Only the number is wanted: count the lines in the data with "Notifications" in them.

Collected data entries:

++++++

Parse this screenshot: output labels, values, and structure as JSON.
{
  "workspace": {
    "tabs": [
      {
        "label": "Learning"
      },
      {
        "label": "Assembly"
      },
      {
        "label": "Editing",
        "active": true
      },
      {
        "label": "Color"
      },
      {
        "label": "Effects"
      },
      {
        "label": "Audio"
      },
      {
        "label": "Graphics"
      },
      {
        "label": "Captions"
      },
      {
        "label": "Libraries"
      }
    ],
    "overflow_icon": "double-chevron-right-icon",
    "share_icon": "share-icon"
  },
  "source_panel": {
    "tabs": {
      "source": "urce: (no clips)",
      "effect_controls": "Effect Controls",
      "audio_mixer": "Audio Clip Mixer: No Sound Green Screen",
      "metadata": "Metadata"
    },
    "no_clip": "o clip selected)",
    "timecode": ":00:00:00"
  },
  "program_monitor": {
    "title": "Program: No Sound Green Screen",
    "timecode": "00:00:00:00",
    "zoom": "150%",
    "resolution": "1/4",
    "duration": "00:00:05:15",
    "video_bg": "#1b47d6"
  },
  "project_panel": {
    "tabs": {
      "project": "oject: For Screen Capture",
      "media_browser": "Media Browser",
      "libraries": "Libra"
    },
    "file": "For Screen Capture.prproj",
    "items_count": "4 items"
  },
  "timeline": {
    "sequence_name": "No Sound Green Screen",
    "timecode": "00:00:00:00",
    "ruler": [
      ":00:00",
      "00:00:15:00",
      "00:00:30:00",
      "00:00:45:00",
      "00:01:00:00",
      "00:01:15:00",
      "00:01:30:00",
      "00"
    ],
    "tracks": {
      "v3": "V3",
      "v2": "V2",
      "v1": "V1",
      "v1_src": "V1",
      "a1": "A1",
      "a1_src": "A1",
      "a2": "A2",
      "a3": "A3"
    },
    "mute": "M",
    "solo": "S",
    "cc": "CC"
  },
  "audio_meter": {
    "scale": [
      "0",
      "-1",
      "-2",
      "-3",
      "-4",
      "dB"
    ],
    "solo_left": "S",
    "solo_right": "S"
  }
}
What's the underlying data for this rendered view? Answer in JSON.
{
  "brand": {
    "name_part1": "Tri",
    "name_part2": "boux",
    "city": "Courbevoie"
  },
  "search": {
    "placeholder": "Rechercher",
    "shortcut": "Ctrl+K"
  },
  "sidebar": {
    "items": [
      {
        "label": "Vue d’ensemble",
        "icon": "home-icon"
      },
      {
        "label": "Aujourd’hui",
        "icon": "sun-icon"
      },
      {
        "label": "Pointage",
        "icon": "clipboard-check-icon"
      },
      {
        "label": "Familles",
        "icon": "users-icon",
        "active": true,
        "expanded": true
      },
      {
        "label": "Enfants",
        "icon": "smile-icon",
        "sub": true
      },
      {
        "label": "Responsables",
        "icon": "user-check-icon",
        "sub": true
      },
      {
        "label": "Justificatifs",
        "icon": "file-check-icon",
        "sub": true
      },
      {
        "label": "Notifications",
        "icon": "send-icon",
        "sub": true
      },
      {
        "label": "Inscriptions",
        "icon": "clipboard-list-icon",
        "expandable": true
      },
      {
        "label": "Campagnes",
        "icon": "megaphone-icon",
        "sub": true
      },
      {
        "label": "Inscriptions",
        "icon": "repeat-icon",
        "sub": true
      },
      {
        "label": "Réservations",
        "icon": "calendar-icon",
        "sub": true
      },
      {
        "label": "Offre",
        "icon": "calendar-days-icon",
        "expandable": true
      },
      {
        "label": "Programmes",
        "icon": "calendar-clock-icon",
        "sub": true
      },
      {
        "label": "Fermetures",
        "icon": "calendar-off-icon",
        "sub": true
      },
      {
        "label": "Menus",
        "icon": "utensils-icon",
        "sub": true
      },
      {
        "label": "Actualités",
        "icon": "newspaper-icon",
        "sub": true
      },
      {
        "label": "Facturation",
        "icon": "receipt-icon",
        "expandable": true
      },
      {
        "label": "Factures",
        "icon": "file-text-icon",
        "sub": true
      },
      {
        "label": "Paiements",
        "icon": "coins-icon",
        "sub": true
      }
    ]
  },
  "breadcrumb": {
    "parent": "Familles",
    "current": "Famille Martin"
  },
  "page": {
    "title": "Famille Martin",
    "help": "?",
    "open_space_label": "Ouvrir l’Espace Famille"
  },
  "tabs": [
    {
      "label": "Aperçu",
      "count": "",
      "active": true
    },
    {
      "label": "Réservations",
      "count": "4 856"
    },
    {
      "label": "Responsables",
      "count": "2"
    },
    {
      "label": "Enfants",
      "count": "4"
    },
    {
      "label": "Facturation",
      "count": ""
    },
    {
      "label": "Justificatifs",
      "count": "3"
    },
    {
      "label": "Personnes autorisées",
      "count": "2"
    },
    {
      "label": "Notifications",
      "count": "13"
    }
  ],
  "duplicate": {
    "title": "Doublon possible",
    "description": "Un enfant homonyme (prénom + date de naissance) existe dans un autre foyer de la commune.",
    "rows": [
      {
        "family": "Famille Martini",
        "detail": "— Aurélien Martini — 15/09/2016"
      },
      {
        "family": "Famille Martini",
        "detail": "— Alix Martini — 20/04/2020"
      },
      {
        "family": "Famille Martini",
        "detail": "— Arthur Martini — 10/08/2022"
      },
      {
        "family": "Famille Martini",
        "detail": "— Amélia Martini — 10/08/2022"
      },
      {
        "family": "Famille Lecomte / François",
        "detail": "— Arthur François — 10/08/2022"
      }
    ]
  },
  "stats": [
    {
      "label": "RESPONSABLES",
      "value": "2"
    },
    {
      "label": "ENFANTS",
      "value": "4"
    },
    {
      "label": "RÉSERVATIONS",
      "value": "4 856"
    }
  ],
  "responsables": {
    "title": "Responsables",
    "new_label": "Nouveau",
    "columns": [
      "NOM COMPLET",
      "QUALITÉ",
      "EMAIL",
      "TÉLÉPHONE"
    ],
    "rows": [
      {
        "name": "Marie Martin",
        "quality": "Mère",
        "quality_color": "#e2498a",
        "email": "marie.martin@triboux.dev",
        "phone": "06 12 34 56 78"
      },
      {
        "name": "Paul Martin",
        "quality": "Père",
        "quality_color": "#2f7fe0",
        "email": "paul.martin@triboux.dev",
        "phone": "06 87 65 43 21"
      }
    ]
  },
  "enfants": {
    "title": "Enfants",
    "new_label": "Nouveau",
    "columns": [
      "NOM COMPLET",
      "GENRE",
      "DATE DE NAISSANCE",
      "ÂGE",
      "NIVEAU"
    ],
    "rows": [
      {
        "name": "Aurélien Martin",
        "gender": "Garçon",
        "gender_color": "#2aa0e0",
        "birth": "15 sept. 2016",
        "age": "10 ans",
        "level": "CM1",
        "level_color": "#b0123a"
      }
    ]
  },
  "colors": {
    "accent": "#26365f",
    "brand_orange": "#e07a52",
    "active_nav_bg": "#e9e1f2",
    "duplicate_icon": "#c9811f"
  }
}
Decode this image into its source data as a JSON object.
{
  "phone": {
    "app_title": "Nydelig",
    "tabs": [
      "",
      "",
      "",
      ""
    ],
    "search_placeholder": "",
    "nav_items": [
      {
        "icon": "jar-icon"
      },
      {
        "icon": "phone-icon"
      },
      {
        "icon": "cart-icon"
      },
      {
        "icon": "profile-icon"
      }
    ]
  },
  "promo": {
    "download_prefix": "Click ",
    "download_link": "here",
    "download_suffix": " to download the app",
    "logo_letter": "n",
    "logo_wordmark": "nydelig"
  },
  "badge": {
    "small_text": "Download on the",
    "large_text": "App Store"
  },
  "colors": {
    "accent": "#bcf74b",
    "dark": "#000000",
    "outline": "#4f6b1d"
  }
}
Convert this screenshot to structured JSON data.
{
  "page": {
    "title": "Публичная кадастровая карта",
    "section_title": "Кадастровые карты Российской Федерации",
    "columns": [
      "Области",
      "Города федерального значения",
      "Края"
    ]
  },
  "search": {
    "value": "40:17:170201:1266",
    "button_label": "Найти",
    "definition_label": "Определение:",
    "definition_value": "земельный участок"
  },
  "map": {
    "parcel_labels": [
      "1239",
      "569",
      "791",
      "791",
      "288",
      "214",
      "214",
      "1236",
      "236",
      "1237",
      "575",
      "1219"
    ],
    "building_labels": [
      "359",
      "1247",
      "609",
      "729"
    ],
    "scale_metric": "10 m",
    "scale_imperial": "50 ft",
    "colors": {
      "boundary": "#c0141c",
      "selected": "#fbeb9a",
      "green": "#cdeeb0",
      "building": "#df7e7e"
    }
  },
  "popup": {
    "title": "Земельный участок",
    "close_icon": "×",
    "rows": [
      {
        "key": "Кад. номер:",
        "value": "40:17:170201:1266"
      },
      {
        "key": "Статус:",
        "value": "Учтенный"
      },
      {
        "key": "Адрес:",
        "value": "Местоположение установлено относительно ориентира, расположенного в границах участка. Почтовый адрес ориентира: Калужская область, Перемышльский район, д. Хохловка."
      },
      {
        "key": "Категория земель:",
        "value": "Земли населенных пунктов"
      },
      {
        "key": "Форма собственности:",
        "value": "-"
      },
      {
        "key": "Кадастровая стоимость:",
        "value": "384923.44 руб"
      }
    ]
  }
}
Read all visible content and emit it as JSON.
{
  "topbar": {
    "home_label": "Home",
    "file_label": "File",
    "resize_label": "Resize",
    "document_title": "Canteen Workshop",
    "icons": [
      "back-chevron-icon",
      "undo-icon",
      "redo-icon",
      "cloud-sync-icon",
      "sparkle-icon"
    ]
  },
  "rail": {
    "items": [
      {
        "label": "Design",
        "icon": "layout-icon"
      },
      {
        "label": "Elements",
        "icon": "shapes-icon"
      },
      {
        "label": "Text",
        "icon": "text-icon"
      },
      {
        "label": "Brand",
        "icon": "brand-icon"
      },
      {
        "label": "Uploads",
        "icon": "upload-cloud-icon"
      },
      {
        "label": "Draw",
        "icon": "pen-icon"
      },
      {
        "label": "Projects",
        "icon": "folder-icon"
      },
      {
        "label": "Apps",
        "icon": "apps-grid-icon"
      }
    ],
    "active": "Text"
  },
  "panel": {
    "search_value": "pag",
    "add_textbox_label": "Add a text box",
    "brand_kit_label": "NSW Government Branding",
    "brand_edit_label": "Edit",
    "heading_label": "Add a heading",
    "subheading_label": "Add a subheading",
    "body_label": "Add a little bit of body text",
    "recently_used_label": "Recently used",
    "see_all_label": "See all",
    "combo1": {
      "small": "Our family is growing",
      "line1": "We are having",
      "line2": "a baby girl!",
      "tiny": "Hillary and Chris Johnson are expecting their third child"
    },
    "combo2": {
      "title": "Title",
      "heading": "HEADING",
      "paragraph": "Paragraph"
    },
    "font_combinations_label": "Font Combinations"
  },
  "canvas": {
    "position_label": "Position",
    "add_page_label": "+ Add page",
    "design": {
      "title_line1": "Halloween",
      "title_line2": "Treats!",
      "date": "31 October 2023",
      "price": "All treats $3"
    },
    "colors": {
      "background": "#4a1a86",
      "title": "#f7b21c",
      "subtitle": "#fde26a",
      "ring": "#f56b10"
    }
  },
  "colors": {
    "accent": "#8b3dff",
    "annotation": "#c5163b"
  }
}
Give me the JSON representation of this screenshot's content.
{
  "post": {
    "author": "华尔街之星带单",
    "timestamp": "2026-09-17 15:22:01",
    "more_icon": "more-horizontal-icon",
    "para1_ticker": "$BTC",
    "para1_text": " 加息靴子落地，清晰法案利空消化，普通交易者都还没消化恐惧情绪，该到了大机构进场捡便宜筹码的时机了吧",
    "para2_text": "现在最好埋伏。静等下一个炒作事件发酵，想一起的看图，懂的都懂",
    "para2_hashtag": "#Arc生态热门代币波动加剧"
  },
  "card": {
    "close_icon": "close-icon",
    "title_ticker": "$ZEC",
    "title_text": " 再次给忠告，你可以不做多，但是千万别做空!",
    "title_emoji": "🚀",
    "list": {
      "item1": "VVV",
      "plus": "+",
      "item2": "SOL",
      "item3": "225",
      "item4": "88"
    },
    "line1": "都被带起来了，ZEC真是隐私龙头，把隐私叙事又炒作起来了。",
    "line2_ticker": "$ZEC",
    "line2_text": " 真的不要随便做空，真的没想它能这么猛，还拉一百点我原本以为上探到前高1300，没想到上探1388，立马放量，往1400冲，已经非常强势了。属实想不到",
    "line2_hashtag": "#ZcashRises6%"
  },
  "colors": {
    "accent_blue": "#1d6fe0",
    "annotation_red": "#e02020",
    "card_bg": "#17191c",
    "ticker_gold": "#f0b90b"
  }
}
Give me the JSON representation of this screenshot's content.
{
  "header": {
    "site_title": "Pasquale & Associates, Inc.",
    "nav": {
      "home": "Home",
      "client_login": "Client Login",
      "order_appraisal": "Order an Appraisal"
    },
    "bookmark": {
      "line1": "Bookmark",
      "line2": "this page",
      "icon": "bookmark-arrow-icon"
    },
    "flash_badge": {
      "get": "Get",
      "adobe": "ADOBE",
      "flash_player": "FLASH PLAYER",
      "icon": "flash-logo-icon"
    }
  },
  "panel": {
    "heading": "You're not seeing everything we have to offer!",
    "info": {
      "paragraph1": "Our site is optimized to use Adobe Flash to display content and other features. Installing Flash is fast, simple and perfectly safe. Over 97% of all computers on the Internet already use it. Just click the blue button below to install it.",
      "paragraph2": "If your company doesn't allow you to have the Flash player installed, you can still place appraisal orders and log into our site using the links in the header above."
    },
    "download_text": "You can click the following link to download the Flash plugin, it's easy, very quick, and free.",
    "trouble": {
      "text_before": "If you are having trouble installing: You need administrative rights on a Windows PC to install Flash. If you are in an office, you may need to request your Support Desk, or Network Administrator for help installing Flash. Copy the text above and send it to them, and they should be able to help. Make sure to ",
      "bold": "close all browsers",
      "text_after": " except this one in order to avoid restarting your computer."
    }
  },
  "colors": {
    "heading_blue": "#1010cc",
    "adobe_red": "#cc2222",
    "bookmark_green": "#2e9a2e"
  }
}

++++++

§ FINAL RESULT: 2